>> begin

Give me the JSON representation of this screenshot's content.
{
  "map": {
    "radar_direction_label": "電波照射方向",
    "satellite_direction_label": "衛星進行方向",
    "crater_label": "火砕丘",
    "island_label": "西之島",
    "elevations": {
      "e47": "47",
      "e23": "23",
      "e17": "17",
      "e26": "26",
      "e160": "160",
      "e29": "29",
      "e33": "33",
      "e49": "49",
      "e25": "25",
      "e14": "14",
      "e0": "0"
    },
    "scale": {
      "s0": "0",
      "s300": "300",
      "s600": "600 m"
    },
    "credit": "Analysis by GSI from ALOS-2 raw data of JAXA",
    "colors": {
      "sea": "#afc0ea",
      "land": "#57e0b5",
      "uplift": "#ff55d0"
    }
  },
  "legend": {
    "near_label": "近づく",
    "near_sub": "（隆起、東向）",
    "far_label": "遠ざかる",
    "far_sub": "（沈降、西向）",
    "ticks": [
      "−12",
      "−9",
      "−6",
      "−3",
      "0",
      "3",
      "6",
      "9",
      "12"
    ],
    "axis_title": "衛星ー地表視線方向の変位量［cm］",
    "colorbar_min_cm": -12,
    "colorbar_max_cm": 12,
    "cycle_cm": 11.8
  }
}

>> end

--- What you should do ---
Your task is to print the whole listing again exactly.

--- Answer to this task ---
Give me the JSON representation of this screenshot's content.
{
  "map": {
    "radar_direction_label": "電波照射方向",
    "satellite_direction_label": "衛星進行方向",
    "crater_label": "火砕丘",
    "island_label": "西之島",
    "elevations": {
      "e47": "47",
      "e23": "23",
      "e17": "17",
      "e26": "26",
      "e160": "160",
      "e29": "29",
      "e33": "33",
      "e49": "49",
      "e25": "25",
      "e14": "14",
      "e0": "0"
    },
    "scale": {
      "s0": "0",
      "s300": "300",
      "s600": "600 m"
    },
    "credit": "Analysis by GSI from ALOS-2 raw data of JAXA",
    "colors": {
      "sea": "#afc0ea",
      "land": "#57e0b5",
      "uplift": "#ff55d0"
    }
  },
  "legend": {
    "near_label": "近づく",
    "near_sub": "（隆起、東向）",
    "far_label": "遠ざかる",
    "far_sub": "（沈降、西向）",
    "ticks": [
      "−12",
      "−9",
      "−6",
      "−3",
      "0",
      "3",
      "6",
      "9",
      "12"
    ],
    "axis_title": "衛星ー地表視線方向の変位量［cm］",
    "colorbar_min_cm": -12,
    "colorbar_max_cm": 12,
    "cycle_cm": 11.8
  }
}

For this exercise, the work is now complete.